__Aim of the task__: Return each line containing "JSON".

__Recorded data__:
------------------------------------------------------------

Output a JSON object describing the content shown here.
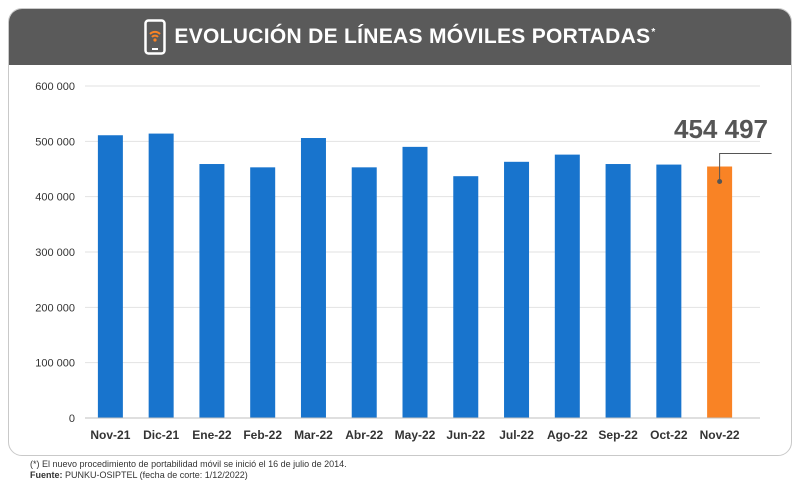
{
  "header": {
    "title": "EVOLUCIÓN DE LÍNEAS MÓVILES PORTADAS",
    "title_mark": "*",
    "icon": "mobile-phone-wifi-icon"
  },
  "chart_data": {
    "type": "bar",
    "categories": [
      "Nov-21",
      "Dic-21",
      "Ene-22",
      "Feb-22",
      "Mar-22",
      "Abr-22",
      "May-22",
      "Jun-22",
      "Jul-22",
      "Ago-22",
      "Sep-22",
      "Oct-22",
      "Nov-22"
    ],
    "values": [
      511000,
      514000,
      459000,
      453000,
      506000,
      453000,
      490000,
      437000,
      463000,
      476000,
      459000,
      458000,
      454497
    ],
    "ylim": [
      0,
      600000
    ],
    "yticks": [
      0,
      100000,
      200000,
      300000,
      400000,
      500000,
      600000
    ],
    "ytick_labels": [
      "0",
      "100 000",
      "200 000",
      "300 000",
      "400 000",
      "500 000",
      "600 000"
    ],
    "highlight_label": "454 497",
    "grid": true,
    "colors": {
      "bar": "#1874cd",
      "highlight": "#f98325",
      "grid": "#e2e2e2",
      "header": "#5a5a5a"
    }
  },
  "footnote": {
    "note": "(*) El nuevo procedimiento de portabilidad móvil se inició el 16 de julio de 2014.",
    "source_label": "Fuente:",
    "source_text": " PUNKU-OSIPTEL (fecha de corte: 1/12/2022)"
  }
}
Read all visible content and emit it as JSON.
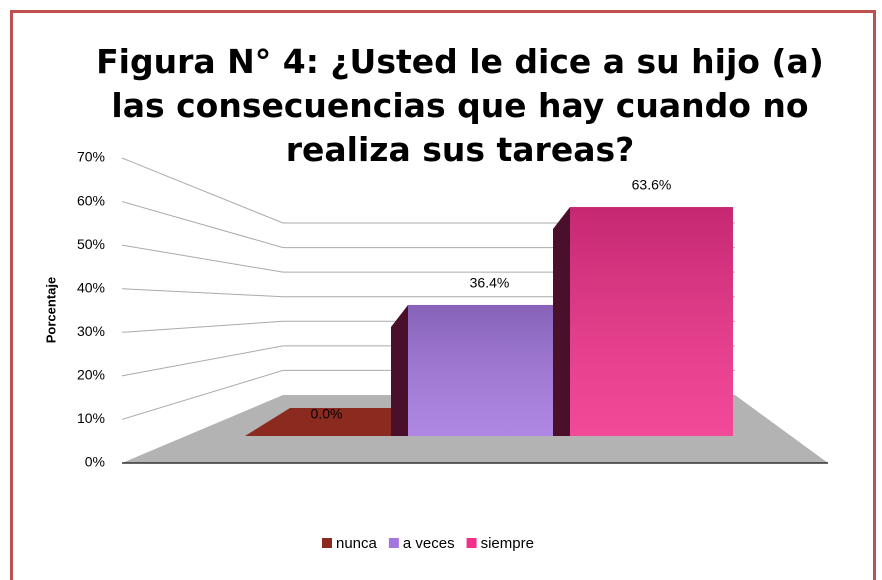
{
  "chart_data": {
    "type": "bar3d",
    "title": "Figura N° 4: ¿Usted le dice a su hijo (a) las consecuencias que hay cuando no realiza sus tareas?",
    "ylabel": "Porcentaje",
    "series": [
      {
        "name": "nunca",
        "color": "#8b2a1f",
        "values": [
          0.0
        ],
        "value_labels": [
          "0.0%"
        ]
      },
      {
        "name": "a veces",
        "color": "#a477e0",
        "values": [
          36.4
        ],
        "value_labels": [
          "36.4%"
        ]
      },
      {
        "name": "siempre",
        "color": "#f0308a",
        "values": [
          63.6
        ],
        "value_labels": [
          "63.6%"
        ]
      }
    ],
    "ylim": [
      0,
      70
    ],
    "yticks": [
      {
        "value": 0,
        "label": "0%"
      },
      {
        "value": 10,
        "label": "10%"
      },
      {
        "value": 20,
        "label": "20%"
      },
      {
        "value": 30,
        "label": "30%"
      },
      {
        "value": 40,
        "label": "40%"
      },
      {
        "value": 50,
        "label": "50%"
      },
      {
        "value": 60,
        "label": "60%"
      },
      {
        "value": 70,
        "label": "70%"
      }
    ],
    "grid": true,
    "legend": "bottom"
  }
}
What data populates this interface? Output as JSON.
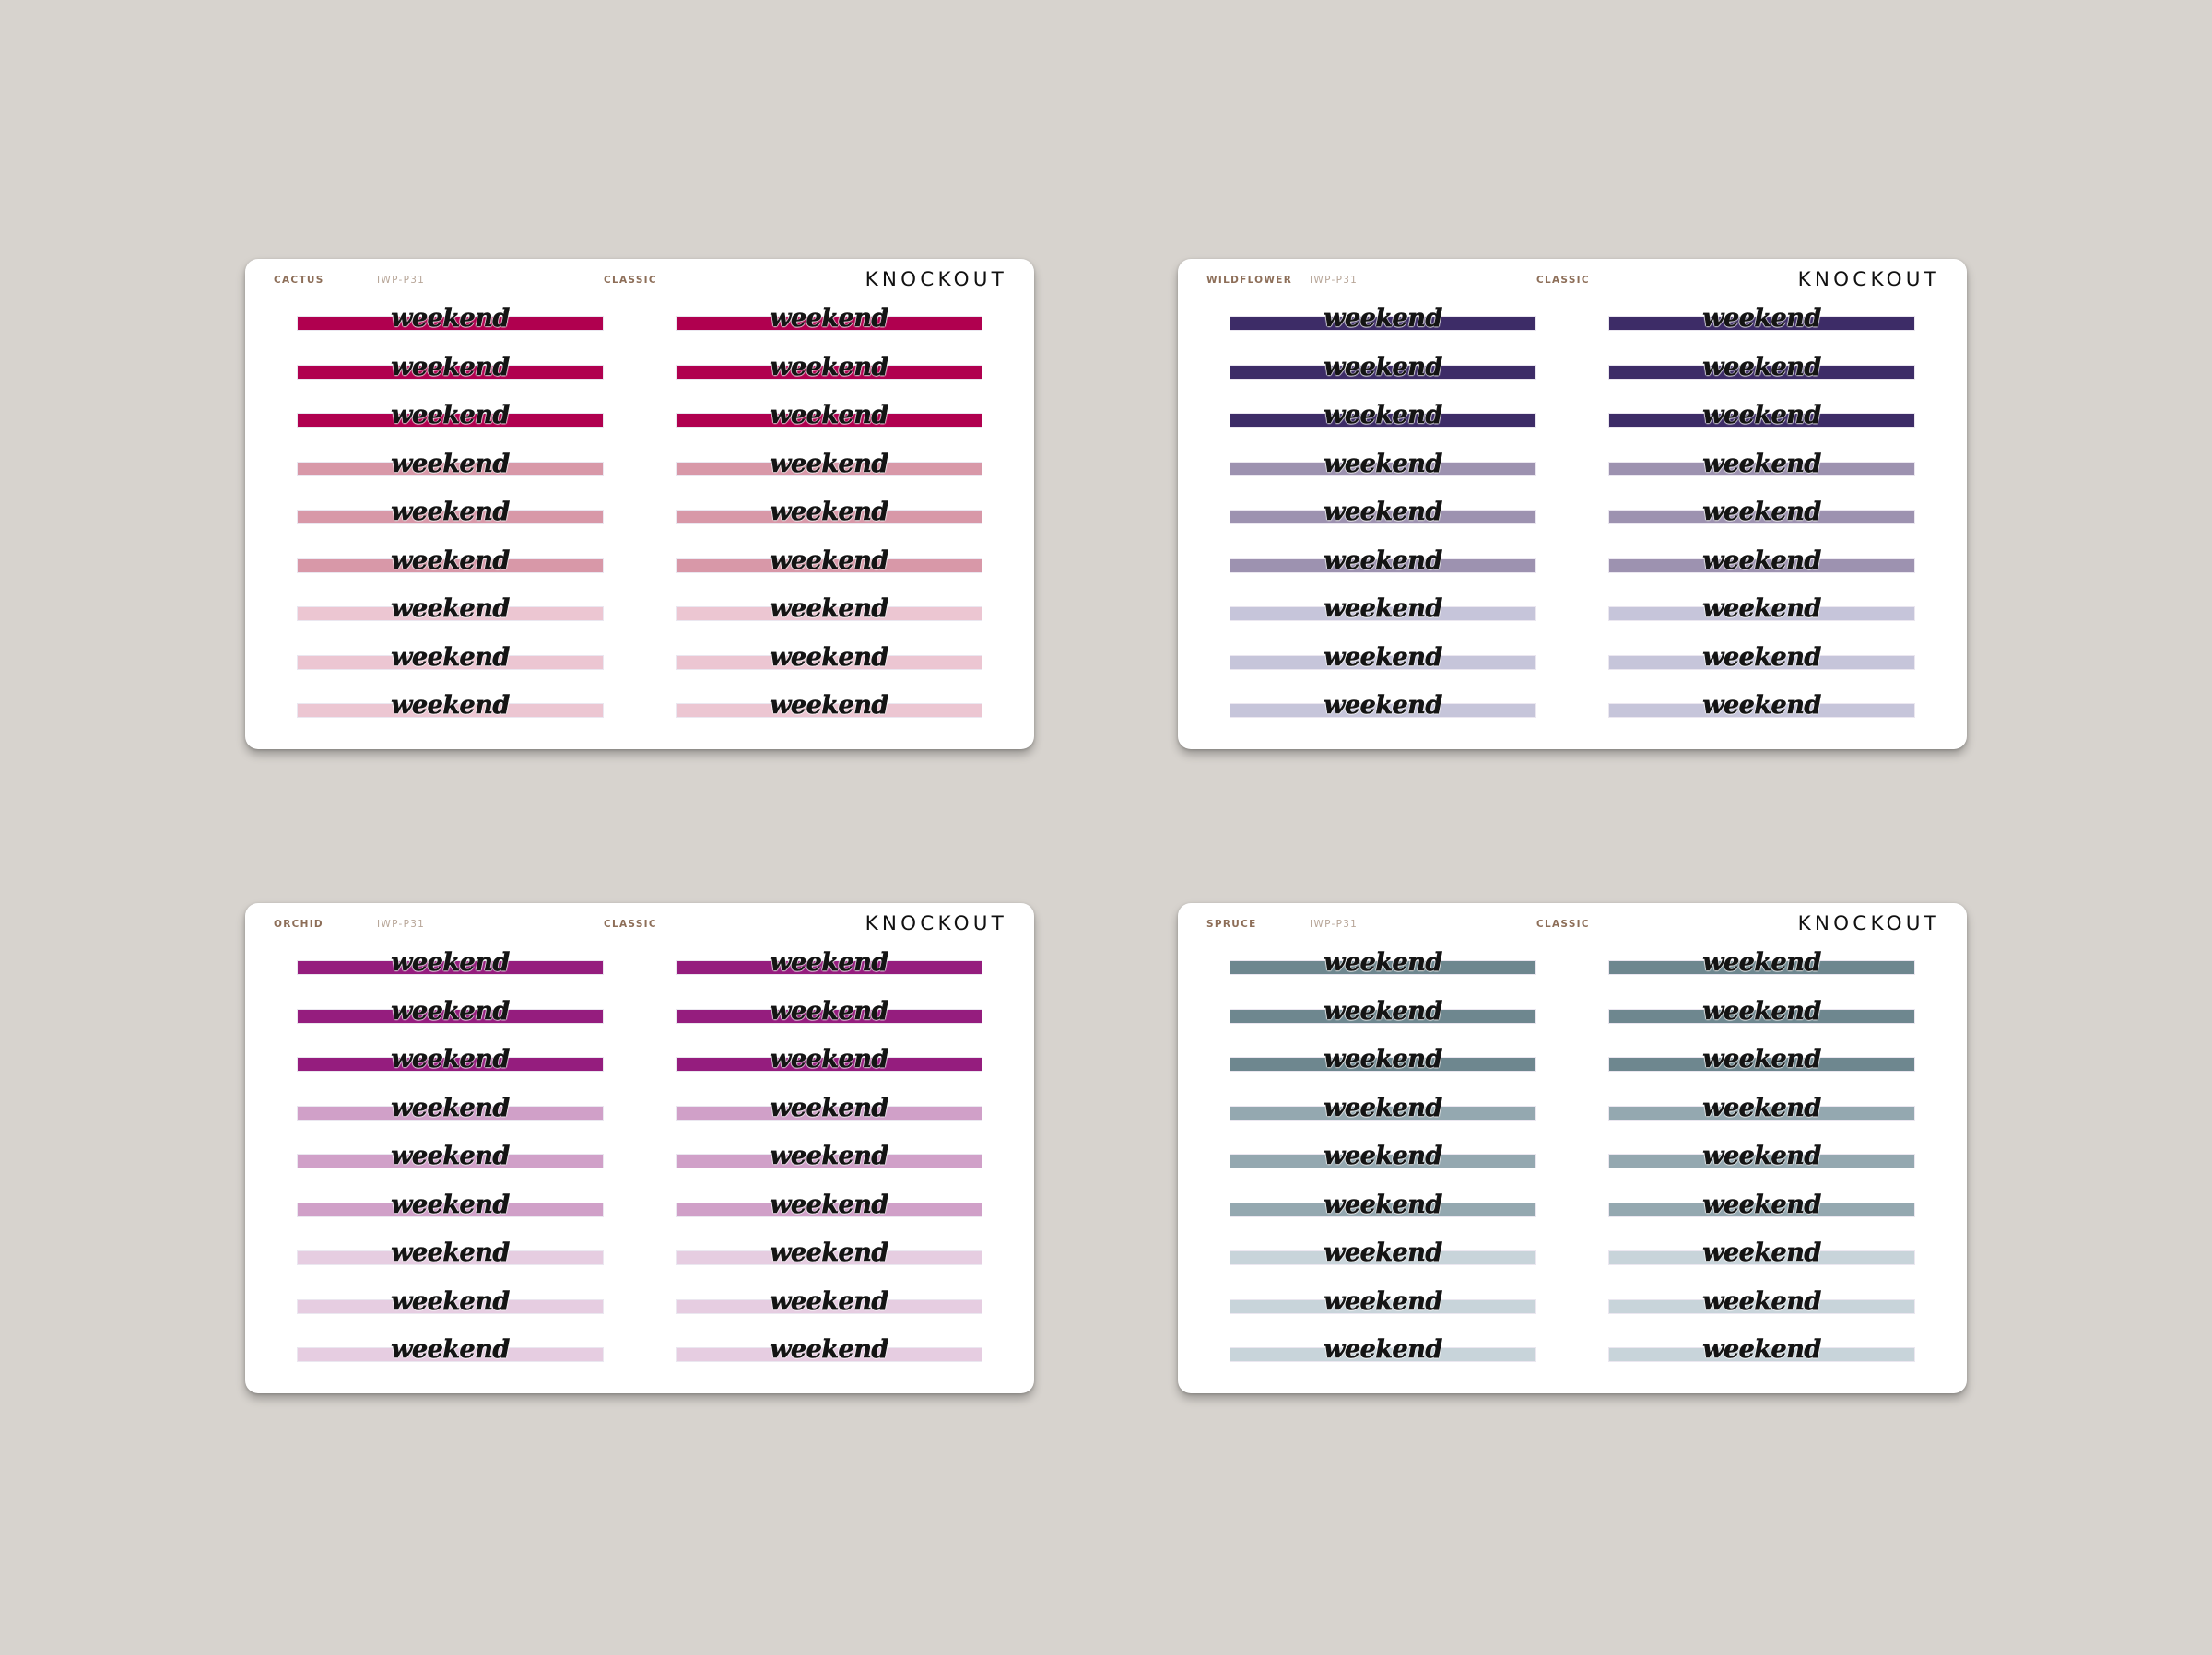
{
  "brand": "KNOCKOUT",
  "code": "IWP-P31",
  "style": "CLASSIC",
  "sticker_text": "weekend",
  "sheets": [
    {
      "name": "CACTUS",
      "colors": [
        "#b0004f",
        "#d898a8",
        "#ecc6d2"
      ]
    },
    {
      "name": "WILDFLOWER",
      "colors": [
        "#3d2c67",
        "#9d92b0",
        "#c6c5da"
      ]
    },
    {
      "name": "ORCHID",
      "colors": [
        "#951d7e",
        "#d0a0c8",
        "#e6cde1"
      ]
    },
    {
      "name": "SPRUCE",
      "colors": [
        "#6e878f",
        "#94a8b0",
        "#c8d4da"
      ]
    }
  ]
}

------------------------------------------------------------

__Written answer__:
Output a JSON object describing the content shown here.
Read all visible content and emit it as JSON.
What data populates this interface? Output as JSON.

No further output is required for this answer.